**Exercise prompt:**
Exclude all pictures, then copy each of the records exactly as written.

[Begin Dataset entries]

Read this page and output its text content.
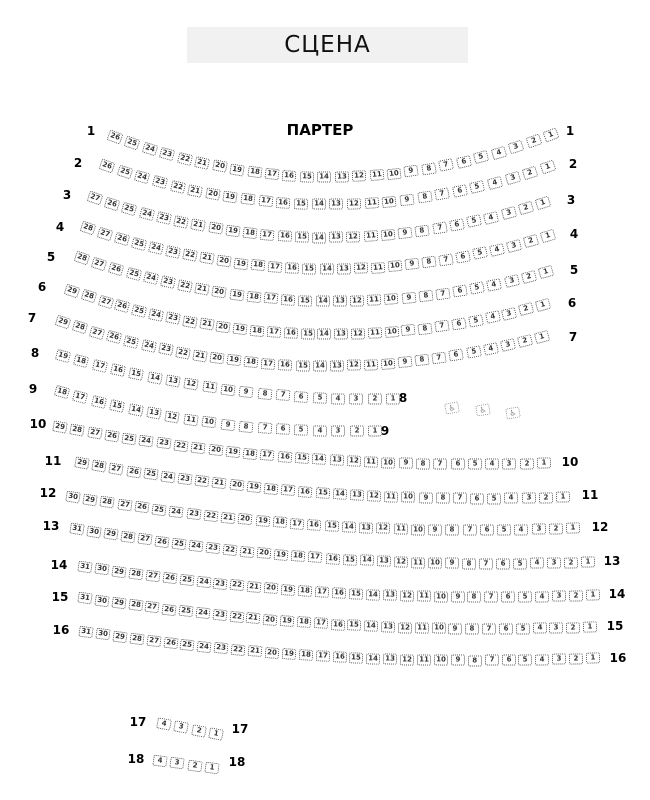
СЦЕНА
ПАРТЕР
26
25
24 23 22 21 20 19 18 17	16	15	14	13	12	11 10	9	8	7	6	5
4
3
2
1
1	1
26
25
24 23 22 21 20 19 18	17	16	15	14	13	12	11	10	9	8	7	6	5	4
3
2
1
2	2
27
26 25 24 23 22 21 20 19 18 17 16	15	14	13	12	11 10	9	8	7	6	5	4	3
2
1
3	3
28
27 26 25 24 23 22 21 20 19 18 17 16 15	14	13	12 11 10	9	8	7	6	5	4	3
2
1
4	4
28
27 26 25 24 23 22 21 20 19 18 17 16	15	14	13	12	11 10	9	8	7	6	5	4	3	2
1
5
5
29
28 27 26 25 24 23 22 21 20 19 18 17 16 15 14 13 12 11 10	9	8	7	6	5	4	3	2	1
6
6
29
28 27 26 25 24 23 22 21 20 19 18 17 16	15	14	13	12	11 10	9	8	7	6	5	4	3	2	1
7
7
19 18 17	16	15	14	13	12	11	10	9	8	7	6	5	4	3	2	1
8
8
18 17 16	15	14	13	12	11	10	9	8	7	6	5	4	3	2	1
9
9
29 28 27 26 25 24 23 22 21 20 19 18 17 16 15 14	13	12	11	10	9	8	7	6	5	4	3	2	1
10
10
29 28 27 26 25 24 23 22 21 20 19 18 17 16 15 14 13	12	11	10	9	8	7	6	5	4	3	2	1
11
11
30 29 28 27 26 25 24 23 22 21 20 19 18 17 16	15	14	13	12	11	10	9	8	7	6	5	4	3	2	1
12
12
31 30 29 28 27 26 25 24 23 22 21 20 19 18 17 16 15 14 13 12	11	10	9	8	7	6	5	4	3	2	1
13
13
31 30 29 28 27 26 25 24 23 22 21 20 19 18 17 16 15 14 13 12 11	10	9	8	7	6	5	4	3	2	1
14
14
31 30 29 28 27 26 25 24 23 22 21 20 19 18 17 16 15 14 13 12 11 10	9	8	7	6	5	4	3	2	1
15
15
31 30 29 28 27 26 25 24 23 22 21 20 19 18 17 16 15 14 13 12 11	10	9	8	7	6	5	4	3	2	1
16
16
4	3	2	1
17	17
4	3	2	1
18	18
♿	♿	♿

[End Dataset entries]

**Reply to the task:**
Read this page and output its text content.
СЦЕНА
ПАРТЕР
26
25
24 23 22 21 20 19 18 17	16	15	14	13	12	11 10	9	8	7	6	5
4
3
2
1
1	1
26
25
24 23 22 21 20 19 18	17	16	15	14	13	12	11	10	9	8	7	6	5	4
3
2
1
2	2
27
26 25 24 23 22 21 20 19 18 17 16	15	14	13	12	11 10	9	8	7	6	5	4	3
2
1
3	3
28
27 26 25 24 23 22 21 20 19 18 17 16 15	14	13	12 11 10	9	8	7	6	5	4	3
2
1
4	4
28
27 26 25 24 23 22 21 20 19 18 17 16	15	14	13	12	11 10	9	8	7	6	5	4	3	2
1
5
5
29
28 27 26 25 24 23 22 21 20 19 18 17 16 15 14 13 12 11 10	9	8	7	6	5	4	3	2	1
6
6
29
28 27 26 25 24 23 22 21 20 19 18 17 16	15	14	13	12	11 10	9	8	7	6	5	4	3	2	1
7
7
19 18 17	16	15	14	13	12	11	10	9	8	7	6	5	4	3	2	1
8
8
18 17 16	15	14	13	12	11	10	9	8	7	6	5	4	3	2	1
9
9
29 28 27 26 25 24 23 22 21 20 19 18 17 16 15 14	13	12	11	10	9	8	7	6	5	4	3	2	1
10
10
29 28 27 26 25 24 23 22 21 20 19 18 17 16 15 14 13	12	11	10	9	8	7	6	5	4	3	2	1
11
11
30 29 28 27 26 25 24 23 22 21 20 19 18 17 16	15	14	13	12	11	10	9	8	7	6	5	4	3	2	1
12
12
31 30 29 28 27 26 25 24 23 22 21 20 19 18 17 16 15 14 13 12	11	10	9	8	7	6	5	4	3	2	1
13
13
31 30 29 28 27 26 25 24 23 22 21 20 19 18 17 16 15 14 13 12 11	10	9	8	7	6	5	4	3	2	1
14
14
31 30 29 28 27 26 25 24 23 22 21 20 19 18 17 16 15 14 13 12 11 10	9	8	7	6	5	4	3	2	1
15
15
31 30 29 28 27 26 25 24 23 22 21 20 19 18 17 16 15 14 13 12 11	10	9	8	7	6	5	4	3	2	1
16
16
4	3	2	1
17	17
4	3	2	1
18	18
♿	♿	♿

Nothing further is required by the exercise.